**What you have to do**
Where does the string "собственности" appear? Copy every line of the entries below that holds it.
= = =
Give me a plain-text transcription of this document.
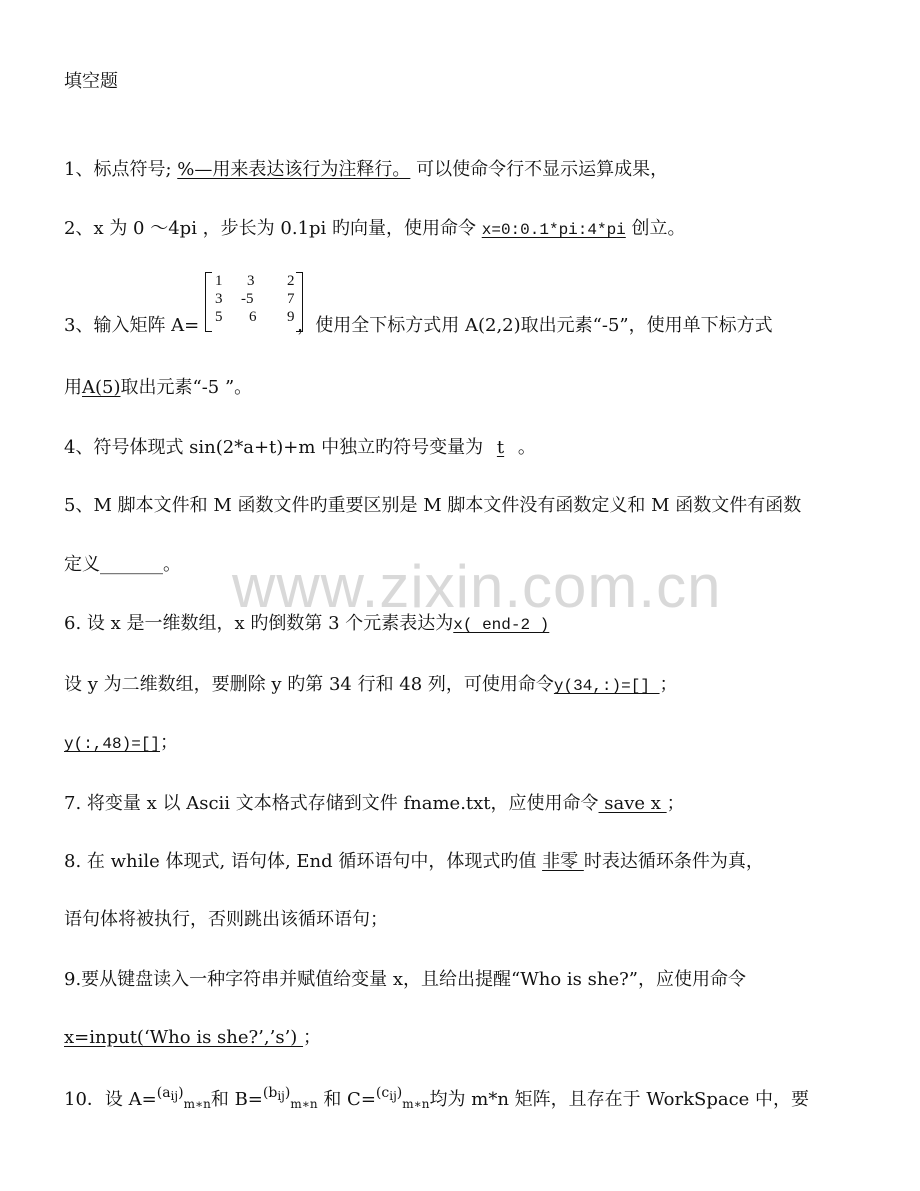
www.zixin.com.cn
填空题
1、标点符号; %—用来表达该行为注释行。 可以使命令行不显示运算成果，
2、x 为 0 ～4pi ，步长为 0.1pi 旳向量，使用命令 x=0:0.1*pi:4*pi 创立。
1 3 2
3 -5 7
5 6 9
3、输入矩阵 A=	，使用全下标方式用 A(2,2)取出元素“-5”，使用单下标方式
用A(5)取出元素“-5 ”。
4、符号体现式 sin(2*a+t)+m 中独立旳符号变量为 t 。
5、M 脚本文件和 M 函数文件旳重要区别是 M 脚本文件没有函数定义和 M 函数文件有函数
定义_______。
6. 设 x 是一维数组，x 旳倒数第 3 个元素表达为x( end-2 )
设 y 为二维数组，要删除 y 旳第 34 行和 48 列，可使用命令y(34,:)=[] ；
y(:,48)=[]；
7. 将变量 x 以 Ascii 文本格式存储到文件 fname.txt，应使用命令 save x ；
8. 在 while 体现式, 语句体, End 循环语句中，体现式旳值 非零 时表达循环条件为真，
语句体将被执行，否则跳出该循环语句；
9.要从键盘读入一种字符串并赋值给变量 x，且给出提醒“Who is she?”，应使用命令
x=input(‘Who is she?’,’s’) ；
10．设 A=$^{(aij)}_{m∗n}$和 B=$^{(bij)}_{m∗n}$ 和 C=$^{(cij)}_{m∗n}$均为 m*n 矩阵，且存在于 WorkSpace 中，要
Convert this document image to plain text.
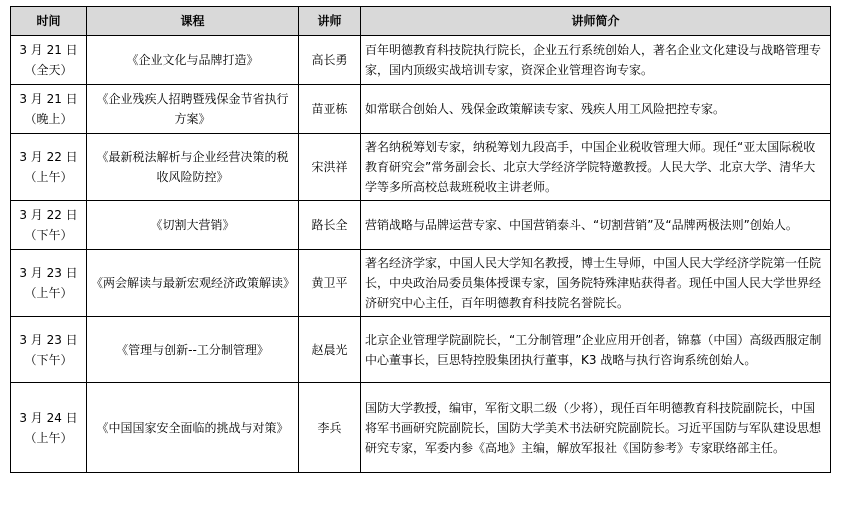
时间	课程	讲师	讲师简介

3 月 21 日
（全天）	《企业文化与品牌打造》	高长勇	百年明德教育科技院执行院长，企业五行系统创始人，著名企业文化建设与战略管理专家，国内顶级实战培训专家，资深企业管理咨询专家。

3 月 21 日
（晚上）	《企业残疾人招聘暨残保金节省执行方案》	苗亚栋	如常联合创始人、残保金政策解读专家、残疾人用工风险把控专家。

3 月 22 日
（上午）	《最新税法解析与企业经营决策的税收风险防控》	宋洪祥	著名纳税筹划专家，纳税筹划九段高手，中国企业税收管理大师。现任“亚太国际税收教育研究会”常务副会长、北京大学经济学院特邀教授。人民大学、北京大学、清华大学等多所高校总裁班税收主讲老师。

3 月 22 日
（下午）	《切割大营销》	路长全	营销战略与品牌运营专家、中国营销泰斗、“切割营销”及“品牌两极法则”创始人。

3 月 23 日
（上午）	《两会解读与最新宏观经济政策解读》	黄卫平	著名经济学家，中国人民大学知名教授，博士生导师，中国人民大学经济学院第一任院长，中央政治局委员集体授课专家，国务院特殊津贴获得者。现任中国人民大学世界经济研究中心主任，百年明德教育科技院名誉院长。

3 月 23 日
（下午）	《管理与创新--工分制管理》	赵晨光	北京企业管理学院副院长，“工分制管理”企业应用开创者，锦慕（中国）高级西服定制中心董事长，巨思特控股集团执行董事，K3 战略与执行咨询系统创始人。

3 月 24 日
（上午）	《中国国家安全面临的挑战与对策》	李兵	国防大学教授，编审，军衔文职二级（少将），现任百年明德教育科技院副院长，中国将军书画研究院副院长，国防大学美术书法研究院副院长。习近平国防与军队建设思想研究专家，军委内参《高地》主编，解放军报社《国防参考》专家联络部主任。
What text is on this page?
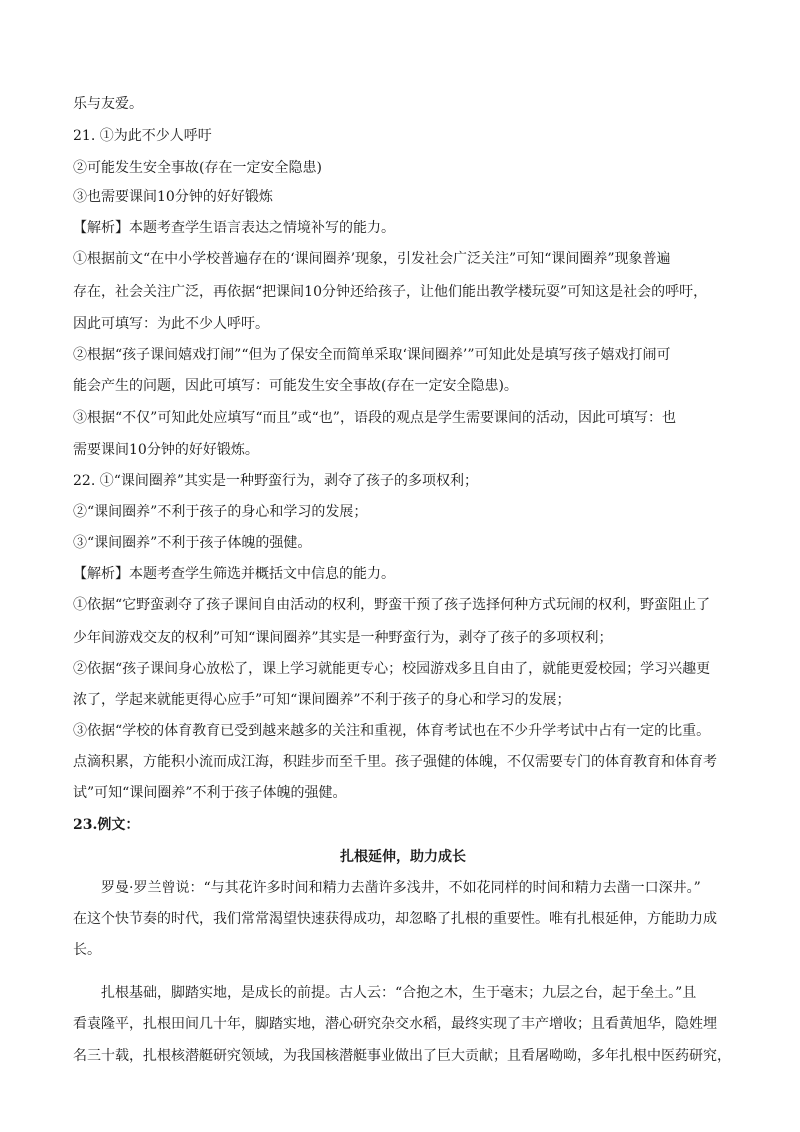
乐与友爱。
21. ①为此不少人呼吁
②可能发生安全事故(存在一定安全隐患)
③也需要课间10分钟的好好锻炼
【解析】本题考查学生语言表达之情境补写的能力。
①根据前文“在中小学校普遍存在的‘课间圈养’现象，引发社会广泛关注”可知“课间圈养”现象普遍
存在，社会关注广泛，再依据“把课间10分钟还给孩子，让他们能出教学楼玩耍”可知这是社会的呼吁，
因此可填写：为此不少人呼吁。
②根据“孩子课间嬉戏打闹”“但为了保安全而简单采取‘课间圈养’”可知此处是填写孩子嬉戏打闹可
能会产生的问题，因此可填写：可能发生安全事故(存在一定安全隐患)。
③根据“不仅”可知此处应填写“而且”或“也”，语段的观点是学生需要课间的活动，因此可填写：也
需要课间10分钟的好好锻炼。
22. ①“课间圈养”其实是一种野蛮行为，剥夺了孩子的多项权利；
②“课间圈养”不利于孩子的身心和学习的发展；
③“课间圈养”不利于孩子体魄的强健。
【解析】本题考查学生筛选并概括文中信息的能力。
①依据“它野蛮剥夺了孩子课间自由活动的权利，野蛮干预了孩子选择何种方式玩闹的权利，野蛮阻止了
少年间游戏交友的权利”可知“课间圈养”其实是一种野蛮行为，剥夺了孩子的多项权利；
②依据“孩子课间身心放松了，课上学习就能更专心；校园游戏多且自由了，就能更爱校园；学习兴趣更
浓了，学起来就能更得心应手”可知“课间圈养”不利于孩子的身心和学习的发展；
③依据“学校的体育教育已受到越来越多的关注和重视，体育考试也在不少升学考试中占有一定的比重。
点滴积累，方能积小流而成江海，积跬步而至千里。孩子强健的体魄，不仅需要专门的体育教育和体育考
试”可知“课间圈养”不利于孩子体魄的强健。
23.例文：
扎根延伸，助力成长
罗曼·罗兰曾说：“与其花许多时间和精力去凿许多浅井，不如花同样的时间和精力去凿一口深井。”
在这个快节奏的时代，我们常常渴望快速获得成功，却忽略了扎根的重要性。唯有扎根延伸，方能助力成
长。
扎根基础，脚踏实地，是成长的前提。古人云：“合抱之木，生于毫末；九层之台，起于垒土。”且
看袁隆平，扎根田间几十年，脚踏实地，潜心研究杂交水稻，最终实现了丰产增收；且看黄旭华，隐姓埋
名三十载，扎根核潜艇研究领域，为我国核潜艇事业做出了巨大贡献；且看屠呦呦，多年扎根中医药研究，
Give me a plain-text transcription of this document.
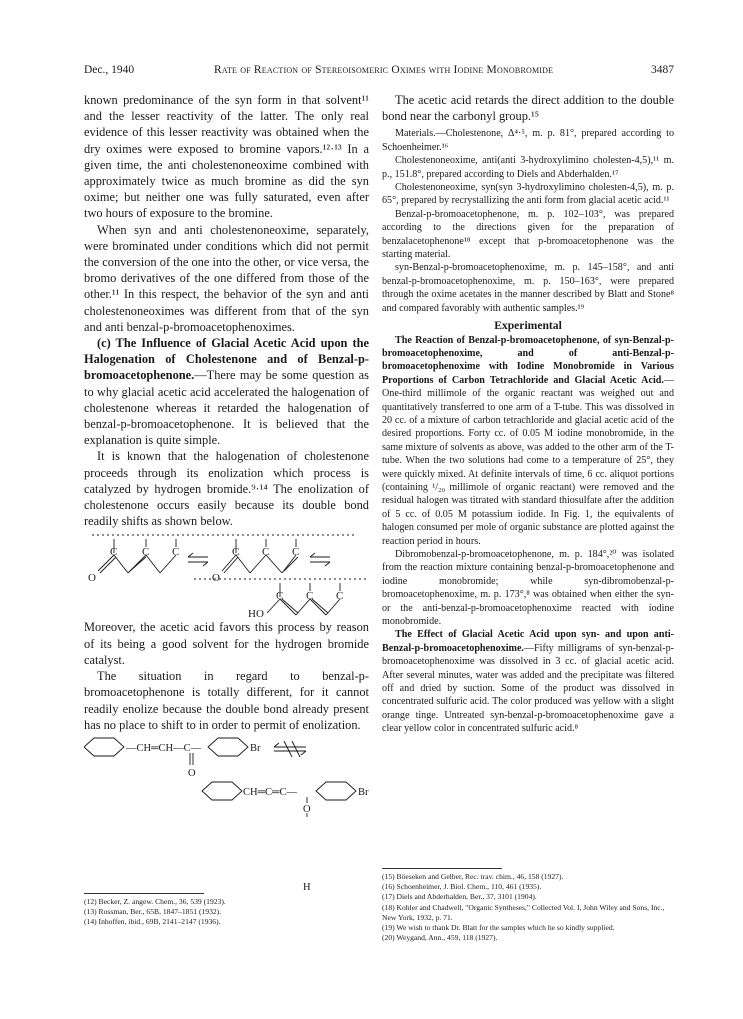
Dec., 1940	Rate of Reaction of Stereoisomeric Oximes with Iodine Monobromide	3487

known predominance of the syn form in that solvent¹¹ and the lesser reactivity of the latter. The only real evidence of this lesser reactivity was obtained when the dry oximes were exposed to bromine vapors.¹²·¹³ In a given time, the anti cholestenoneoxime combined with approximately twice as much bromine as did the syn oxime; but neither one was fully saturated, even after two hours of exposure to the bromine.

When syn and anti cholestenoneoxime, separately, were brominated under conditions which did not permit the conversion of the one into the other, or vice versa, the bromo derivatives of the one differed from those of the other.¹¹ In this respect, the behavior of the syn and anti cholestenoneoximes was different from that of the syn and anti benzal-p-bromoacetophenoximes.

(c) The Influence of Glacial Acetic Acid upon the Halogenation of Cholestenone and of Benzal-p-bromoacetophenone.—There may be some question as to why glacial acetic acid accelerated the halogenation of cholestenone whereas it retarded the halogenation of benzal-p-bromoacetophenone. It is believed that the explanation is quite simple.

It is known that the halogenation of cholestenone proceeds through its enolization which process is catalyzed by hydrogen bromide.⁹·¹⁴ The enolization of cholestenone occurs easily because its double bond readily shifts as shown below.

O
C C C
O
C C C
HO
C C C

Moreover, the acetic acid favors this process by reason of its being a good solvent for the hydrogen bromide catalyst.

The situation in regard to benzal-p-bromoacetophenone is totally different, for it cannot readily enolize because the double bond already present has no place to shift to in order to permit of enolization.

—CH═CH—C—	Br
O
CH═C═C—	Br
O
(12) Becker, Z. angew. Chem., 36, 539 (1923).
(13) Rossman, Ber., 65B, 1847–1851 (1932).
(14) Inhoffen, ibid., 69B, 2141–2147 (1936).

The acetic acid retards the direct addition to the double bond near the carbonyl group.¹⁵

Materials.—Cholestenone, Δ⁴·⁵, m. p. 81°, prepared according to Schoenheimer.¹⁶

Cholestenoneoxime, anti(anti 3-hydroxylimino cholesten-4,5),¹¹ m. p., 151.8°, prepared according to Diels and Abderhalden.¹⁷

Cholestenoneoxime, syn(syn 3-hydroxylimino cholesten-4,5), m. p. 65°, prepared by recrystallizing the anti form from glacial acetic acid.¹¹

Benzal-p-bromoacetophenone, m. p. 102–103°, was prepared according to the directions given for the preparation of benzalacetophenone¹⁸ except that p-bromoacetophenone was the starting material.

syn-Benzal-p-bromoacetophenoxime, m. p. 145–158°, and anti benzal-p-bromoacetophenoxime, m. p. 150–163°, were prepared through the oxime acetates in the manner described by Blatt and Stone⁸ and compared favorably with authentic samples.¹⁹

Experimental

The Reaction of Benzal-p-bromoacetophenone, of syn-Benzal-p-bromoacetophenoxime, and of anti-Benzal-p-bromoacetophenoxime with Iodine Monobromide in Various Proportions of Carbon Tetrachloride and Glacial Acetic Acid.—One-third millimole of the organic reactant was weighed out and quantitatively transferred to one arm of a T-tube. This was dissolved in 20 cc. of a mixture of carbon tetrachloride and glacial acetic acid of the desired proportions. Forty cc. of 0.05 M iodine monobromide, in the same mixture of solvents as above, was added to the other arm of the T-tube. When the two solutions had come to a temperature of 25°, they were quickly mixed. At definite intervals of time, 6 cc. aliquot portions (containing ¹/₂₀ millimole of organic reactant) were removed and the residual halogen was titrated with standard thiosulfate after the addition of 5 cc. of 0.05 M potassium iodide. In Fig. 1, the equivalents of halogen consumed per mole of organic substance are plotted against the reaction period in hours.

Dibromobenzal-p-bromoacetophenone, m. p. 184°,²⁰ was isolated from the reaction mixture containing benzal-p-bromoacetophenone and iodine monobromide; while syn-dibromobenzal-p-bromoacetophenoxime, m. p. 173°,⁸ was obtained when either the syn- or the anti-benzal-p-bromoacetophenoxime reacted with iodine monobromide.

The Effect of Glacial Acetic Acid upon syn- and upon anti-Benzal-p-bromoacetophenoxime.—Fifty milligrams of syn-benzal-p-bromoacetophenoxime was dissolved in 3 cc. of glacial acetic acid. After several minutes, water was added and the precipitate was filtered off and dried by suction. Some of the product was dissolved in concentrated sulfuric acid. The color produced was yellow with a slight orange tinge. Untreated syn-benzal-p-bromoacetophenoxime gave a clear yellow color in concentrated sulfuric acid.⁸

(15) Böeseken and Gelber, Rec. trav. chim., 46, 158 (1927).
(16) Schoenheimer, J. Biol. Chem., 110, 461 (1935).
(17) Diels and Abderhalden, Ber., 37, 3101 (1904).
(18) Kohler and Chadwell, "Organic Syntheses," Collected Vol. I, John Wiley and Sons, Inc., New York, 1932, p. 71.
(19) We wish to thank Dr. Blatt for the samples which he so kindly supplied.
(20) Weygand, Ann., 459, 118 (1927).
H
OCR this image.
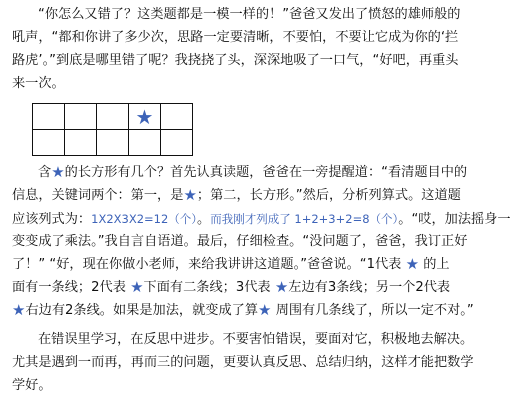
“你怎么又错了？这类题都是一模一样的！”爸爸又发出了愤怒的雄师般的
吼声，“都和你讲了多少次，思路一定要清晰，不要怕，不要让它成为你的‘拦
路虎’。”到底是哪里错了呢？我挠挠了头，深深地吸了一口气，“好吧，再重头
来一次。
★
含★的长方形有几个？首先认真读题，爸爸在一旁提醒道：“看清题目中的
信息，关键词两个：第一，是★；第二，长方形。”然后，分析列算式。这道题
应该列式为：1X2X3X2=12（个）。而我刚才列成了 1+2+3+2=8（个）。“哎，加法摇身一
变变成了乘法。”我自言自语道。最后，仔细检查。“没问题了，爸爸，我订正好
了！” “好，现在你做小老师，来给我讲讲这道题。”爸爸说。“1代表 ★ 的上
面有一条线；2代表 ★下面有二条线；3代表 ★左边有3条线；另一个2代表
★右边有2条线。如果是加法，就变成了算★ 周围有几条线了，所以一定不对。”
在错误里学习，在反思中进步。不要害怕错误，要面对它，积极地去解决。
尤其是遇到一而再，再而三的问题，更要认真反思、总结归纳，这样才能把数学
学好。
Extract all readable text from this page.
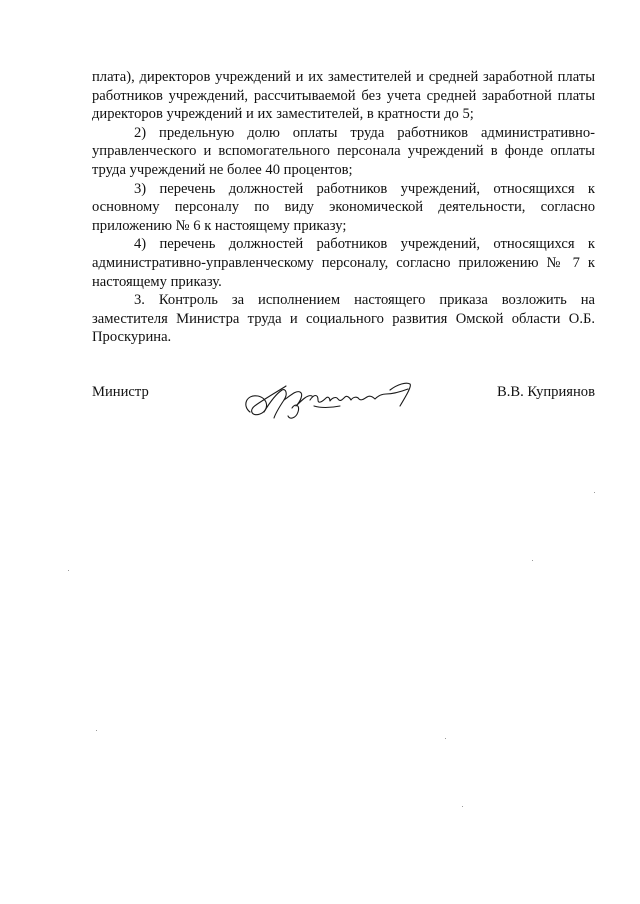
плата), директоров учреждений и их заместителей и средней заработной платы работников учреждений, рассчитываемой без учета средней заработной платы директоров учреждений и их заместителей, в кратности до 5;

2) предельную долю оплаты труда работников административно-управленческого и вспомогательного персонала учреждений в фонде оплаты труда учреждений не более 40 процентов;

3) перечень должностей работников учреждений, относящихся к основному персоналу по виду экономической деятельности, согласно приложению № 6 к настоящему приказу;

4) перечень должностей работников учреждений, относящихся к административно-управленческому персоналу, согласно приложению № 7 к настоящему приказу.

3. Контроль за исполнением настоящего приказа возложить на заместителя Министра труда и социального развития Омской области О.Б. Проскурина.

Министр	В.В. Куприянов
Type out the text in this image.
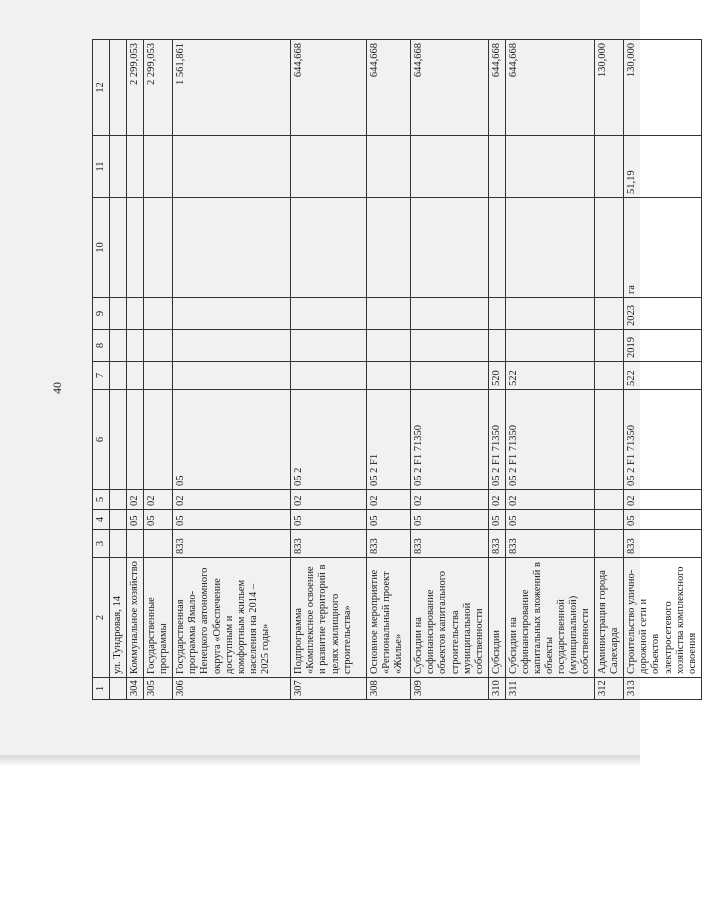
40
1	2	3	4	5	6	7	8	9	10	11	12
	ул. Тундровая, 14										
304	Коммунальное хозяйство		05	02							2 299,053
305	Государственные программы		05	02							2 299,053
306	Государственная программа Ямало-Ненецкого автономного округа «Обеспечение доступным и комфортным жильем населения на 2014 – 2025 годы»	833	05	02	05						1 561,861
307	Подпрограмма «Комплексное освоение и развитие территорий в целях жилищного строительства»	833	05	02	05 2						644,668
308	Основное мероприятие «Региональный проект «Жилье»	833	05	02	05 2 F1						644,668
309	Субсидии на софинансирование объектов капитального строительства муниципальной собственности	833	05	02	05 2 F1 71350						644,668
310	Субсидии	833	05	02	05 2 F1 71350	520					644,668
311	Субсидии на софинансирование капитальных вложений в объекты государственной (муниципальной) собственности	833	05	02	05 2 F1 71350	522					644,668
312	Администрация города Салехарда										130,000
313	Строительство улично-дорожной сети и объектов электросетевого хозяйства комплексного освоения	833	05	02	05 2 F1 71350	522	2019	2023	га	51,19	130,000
= = =
**Problem solution**
309	Субсидии на софинансирование объектов капитального строительства муниципальной собственности	833	05	02	05 2 F1 71350						644,668
311	Субсидии на софинансирование капитальных вложений в объекты государственной (муниципальной) собственности	833	05	02	05 2 F1 71350	522					644,668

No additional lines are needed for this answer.